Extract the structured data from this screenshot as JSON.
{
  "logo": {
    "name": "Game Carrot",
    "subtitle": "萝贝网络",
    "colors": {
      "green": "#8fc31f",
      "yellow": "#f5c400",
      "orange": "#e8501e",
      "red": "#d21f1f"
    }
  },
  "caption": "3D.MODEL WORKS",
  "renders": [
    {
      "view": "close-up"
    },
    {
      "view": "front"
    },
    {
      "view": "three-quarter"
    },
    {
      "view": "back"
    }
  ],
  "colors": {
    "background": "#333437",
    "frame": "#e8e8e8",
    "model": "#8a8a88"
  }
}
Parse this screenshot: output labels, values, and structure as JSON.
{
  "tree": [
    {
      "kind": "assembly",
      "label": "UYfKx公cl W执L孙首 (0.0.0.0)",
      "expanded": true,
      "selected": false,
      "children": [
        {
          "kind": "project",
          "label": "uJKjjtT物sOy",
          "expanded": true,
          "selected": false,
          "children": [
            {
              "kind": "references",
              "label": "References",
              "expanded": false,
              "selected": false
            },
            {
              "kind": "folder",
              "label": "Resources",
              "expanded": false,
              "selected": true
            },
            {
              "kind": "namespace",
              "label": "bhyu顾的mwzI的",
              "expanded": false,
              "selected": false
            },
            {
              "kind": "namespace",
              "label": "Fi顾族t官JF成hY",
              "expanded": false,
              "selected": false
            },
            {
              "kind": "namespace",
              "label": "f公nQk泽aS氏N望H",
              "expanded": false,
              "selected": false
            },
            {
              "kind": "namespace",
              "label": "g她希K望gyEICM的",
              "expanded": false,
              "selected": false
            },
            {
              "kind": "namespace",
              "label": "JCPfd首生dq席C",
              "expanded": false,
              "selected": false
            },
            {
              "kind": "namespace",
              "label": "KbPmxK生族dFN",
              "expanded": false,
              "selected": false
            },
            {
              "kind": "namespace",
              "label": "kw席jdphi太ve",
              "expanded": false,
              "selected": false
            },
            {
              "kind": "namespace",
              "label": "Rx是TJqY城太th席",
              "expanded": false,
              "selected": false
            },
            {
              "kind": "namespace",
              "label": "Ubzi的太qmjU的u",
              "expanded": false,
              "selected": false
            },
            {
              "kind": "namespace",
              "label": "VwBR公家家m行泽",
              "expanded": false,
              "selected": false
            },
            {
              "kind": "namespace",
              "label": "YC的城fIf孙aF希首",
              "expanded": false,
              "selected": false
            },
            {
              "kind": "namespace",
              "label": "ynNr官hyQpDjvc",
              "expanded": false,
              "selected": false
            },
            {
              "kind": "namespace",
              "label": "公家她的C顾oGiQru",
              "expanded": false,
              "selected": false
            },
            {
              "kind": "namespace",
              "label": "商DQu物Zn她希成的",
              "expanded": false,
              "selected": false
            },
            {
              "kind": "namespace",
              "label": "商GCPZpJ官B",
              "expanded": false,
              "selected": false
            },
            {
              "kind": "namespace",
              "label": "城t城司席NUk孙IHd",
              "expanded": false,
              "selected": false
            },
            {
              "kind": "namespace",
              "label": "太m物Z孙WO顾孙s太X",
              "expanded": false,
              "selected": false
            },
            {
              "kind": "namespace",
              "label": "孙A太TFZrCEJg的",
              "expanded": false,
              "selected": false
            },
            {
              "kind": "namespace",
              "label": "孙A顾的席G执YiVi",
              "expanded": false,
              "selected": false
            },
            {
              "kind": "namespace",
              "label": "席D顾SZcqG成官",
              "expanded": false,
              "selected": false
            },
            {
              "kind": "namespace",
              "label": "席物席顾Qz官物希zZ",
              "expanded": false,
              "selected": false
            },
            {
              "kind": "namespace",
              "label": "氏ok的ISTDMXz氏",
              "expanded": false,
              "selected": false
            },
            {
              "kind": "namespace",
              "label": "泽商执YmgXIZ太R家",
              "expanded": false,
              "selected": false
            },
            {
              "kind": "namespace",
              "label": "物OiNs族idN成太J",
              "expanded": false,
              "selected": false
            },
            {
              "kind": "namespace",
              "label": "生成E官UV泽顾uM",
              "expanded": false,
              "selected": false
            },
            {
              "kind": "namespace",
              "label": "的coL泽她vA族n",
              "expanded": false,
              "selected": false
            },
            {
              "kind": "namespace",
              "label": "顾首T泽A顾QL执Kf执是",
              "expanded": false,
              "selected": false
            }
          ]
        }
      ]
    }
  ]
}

REQUIRED WORK —
Pull out every line above that holds the word "screenshot".

EXPECTED ANSWER —
Extract the structured data from this screenshot as JSON.
Parse this screenshot: output labels, values, and structure as JSON.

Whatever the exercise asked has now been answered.